• [Data for the task]:
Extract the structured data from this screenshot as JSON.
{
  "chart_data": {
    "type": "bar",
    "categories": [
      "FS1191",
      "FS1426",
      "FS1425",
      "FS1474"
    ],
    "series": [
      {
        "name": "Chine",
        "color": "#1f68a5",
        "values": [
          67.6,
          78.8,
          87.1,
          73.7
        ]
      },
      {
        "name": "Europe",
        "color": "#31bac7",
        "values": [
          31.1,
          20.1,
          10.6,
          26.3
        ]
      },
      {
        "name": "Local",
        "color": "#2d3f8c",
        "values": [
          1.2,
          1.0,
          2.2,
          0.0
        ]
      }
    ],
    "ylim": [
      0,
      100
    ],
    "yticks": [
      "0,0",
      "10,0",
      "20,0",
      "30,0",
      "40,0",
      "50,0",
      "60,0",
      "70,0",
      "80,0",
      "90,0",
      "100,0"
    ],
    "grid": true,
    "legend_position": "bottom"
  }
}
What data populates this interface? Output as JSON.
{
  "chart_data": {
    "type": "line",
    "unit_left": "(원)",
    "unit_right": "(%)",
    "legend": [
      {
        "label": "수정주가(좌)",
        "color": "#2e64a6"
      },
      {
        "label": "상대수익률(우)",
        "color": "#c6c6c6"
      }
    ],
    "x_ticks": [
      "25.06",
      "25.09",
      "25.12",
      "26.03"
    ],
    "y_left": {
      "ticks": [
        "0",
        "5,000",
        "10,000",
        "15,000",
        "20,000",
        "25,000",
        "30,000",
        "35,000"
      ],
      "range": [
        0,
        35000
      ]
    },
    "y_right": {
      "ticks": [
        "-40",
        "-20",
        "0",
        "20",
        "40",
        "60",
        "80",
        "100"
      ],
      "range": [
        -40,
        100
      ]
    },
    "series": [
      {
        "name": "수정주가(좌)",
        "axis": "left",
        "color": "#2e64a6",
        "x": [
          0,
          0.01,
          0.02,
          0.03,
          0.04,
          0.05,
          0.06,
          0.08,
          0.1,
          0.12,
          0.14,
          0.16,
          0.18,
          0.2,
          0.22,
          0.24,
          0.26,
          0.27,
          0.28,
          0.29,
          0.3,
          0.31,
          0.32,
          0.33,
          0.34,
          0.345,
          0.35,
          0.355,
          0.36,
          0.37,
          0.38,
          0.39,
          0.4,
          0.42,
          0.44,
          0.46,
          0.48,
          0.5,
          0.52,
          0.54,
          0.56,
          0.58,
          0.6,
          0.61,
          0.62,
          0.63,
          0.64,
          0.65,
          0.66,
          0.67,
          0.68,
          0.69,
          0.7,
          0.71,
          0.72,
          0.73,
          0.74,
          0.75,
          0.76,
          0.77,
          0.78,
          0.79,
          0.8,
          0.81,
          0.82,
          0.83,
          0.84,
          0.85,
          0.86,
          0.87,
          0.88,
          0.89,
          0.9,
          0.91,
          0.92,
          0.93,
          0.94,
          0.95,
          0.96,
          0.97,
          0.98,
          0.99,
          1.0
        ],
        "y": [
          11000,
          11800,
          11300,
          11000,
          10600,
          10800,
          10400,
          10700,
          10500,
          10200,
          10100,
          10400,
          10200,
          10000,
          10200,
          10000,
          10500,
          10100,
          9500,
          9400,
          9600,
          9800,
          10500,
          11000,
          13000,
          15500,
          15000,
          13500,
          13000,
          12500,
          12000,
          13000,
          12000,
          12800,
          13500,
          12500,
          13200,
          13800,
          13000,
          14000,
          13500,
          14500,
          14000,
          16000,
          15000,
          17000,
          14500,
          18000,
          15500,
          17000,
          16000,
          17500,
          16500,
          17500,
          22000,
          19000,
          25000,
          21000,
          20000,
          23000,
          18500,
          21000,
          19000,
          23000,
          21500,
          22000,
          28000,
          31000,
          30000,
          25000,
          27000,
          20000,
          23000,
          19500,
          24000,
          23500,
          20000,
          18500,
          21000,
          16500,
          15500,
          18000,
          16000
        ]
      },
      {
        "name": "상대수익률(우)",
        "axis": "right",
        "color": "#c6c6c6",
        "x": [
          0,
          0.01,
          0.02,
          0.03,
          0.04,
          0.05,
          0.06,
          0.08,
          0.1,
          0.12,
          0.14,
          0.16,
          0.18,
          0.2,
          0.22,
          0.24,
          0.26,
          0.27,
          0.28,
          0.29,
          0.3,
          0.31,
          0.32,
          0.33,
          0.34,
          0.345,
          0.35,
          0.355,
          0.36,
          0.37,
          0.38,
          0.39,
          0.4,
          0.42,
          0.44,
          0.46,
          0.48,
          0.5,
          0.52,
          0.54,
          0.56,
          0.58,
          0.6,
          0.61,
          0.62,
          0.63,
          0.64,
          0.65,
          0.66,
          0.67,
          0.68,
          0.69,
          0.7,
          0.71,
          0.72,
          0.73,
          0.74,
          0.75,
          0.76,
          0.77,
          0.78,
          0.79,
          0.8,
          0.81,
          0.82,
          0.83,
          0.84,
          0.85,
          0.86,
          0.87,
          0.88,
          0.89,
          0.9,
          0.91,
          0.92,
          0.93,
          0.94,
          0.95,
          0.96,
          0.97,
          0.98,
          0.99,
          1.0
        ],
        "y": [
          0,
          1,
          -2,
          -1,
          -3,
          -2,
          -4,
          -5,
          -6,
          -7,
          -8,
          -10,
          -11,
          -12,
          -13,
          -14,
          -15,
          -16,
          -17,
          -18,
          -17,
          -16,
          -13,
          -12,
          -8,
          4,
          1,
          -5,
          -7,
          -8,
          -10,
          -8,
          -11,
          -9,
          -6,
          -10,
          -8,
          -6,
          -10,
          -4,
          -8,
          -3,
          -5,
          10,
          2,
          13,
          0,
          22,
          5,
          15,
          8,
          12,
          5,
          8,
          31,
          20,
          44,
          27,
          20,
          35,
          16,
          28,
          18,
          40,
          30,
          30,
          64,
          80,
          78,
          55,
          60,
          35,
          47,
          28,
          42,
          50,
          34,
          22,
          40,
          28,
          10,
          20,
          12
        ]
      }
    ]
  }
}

• [Job]: Please output every record, keeping each line exact.

• [Complete response]:
Extract the structured data from this screenshot as JSON.
{
  "chart_data": {
    "type": "bar",
    "categories": [
      "FS1191",
      "FS1426",
      "FS1425",
      "FS1474"
    ],
    "series": [
      {
        "name": "Chine",
        "color": "#1f68a5",
        "values": [
          67.6,
          78.8,
          87.1,
          73.7
        ]
      },
      {
        "name": "Europe",
        "color": "#31bac7",
        "values": [
          31.1,
          20.1,
          10.6,
          26.3
        ]
      },
      {
        "name": "Local",
        "color": "#2d3f8c",
        "values": [
          1.2,
          1.0,
          2.2,
          0.0
        ]
      }
    ],
    "ylim": [
      0,
      100
    ],
    "yticks": [
      "0,0",
      "10,0",
      "20,0",
      "30,0",
      "40,0",
      "50,0",
      "60,0",
      "70,0",
      "80,0",
      "90,0",
      "100,0"
    ],
    "grid": true,
    "legend_position": "bottom"
  }
}
What data populates this interface? Output as JSON.
{
  "chart_data": {
    "type": "line",
    "unit_left": "(원)",
    "unit_right": "(%)",
    "legend": [
      {
        "label": "수정주가(좌)",
        "color": "#2e64a6"
      },
      {
        "label": "상대수익률(우)",
        "color": "#c6c6c6"
      }
    ],
    "x_ticks": [
      "25.06",
      "25.09",
      "25.12",
      "26.03"
    ],
    "y_left": {
      "ticks": [
        "0",
        "5,000",
        "10,000",
        "15,000",
        "20,000",
        "25,000",
        "30,000",
        "35,000"
      ],
      "range": [
        0,
        35000
      ]
    },
    "y_right": {
      "ticks": [
        "-40",
        "-20",
        "0",
        "20",
        "40",
        "60",
        "80",
        "100"
      ],
      "range": [
        -40,
        100
      ]
    },
    "series": [
      {
        "name": "수정주가(좌)",
        "axis": "left",
        "color": "#2e64a6",
        "x": [
          0,
          0.01,
          0.02,
          0.03,
          0.04,
          0.05,
          0.06,
          0.08,
          0.1,
          0.12,
          0.14,
          0.16,
          0.18,
          0.2,
          0.22,
          0.24,
          0.26,
          0.27,
          0.28,
          0.29,
          0.3,
          0.31,
          0.32,
          0.33,
          0.34,
          0.345,
          0.35,
          0.355,
          0.36,
          0.37,
          0.38,
          0.39,
          0.4,
          0.42,
          0.44,
          0.46,
          0.48,
          0.5,
          0.52,
          0.54,
          0.56,
          0.58,
          0.6,
          0.61,
          0.62,
          0.63,
          0.64,
          0.65,
          0.66,
          0.67,
          0.68,
          0.69,
          0.7,
          0.71,
          0.72,
          0.73,
          0.74,
          0.75,
          0.76,
          0.77,
          0.78,
          0.79,
          0.8,
          0.81,
          0.82,
          0.83,
          0.84,
          0.85,
          0.86,
          0.87,
          0.88,
          0.89,
          0.9,
          0.91,
          0.92,
          0.93,
          0.94,
          0.95,
          0.96,
          0.97,
          0.98,
          0.99,
          1.0
        ],
        "y": [
          11000,
          11800,
          11300,
          11000,
          10600,
          10800,
          10400,
          10700,
          10500,
          10200,
          10100,
          10400,
          10200,
          10000,
          10200,
          10000,
          10500,
          10100,
          9500,
          9400,
          9600,
          9800,
          10500,
          11000,
          13000,
          15500,
          15000,
          13500,
          13000,
          12500,
          12000,
          13000,
          12000,
          12800,
          13500,
          12500,
          13200,
          13800,
          13000,
          14000,
          13500,
          14500,
          14000,
          16000,
          15000,
          17000,
          14500,
          18000,
          15500,
          17000,
          16000,
          17500,
          16500,
          17500,
          22000,
          19000,
          25000,
          21000,
          20000,
          23000,
          18500,
          21000,
          19000,
          23000,
          21500,
          22000,
          28000,
          31000,
          30000,
          25000,
          27000,
          20000,
          23000,
          19500,
          24000,
          23500,
          20000,
          18500,
          21000,
          16500,
          15500,
          18000,
          16000
        ]
      },
      {
        "name": "상대수익률(우)",
        "axis": "right",
        "color": "#c6c6c6",
        "x": [
          0,
          0.01,
          0.02,
          0.03,
          0.04,
          0.05,
          0.06,
          0.08,
          0.1,
          0.12,
          0.14,
          0.16,
          0.18,
          0.2,
          0.22,
          0.24,
          0.26,
          0.27,
          0.28,
          0.29,
          0.3,
          0.31,
          0.32,
          0.33,
          0.34,
          0.345,
          0.35,
          0.355,
          0.36,
          0.37,
          0.38,
          0.39,
          0.4,
          0.42,
          0.44,
          0.46,
          0.48,
          0.5,
          0.52,
          0.54,
          0.56,
          0.58,
          0.6,
          0.61,
          0.62,
          0.63,
          0.64,
          0.65,
          0.66,
          0.67,
          0.68,
          0.69,
          0.7,
          0.71,
          0.72,
          0.73,
          0.74,
          0.75,
          0.76,
          0.77,
          0.78,
          0.79,
          0.8,
          0.81,
          0.82,
          0.83,
          0.84,
          0.85,
          0.86,
          0.87,
          0.88,
          0.89,
          0.9,
          0.91,
          0.92,
          0.93,
          0.94,
          0.95,
          0.96,
          0.97,
          0.98,
          0.99,
          1.0
        ],
        "y": [
          0,
          1,
          -2,
          -1,
          -3,
          -2,
          -4,
          -5,
          -6,
          -7,
          -8,
          -10,
          -11,
          -12,
          -13,
          -14,
          -15,
          -16,
          -17,
          -18,
          -17,
          -16,
          -13,
          -12,
          -8,
          4,
          1,
          -5,
          -7,
          -8,
          -10,
          -8,
          -11,
          -9,
          -6,
          -10,
          -8,
          -6,
          -10,
          -4,
          -8,
          -3,
          -5,
          10,
          2,
          13,
          0,
          22,
          5,
          15,
          8,
          12,
          5,
          8,
          31,
          20,
          44,
          27,
          20,
          35,
          16,
          28,
          18,
          40,
          30,
          30,
          64,
          80,
          78,
          55,
          60,
          35,
          47,
          28,
          42,
          50,
          34,
          22,
          40,
          28,
          10,
          20,
          12
        ]
      }
    ]
  }
}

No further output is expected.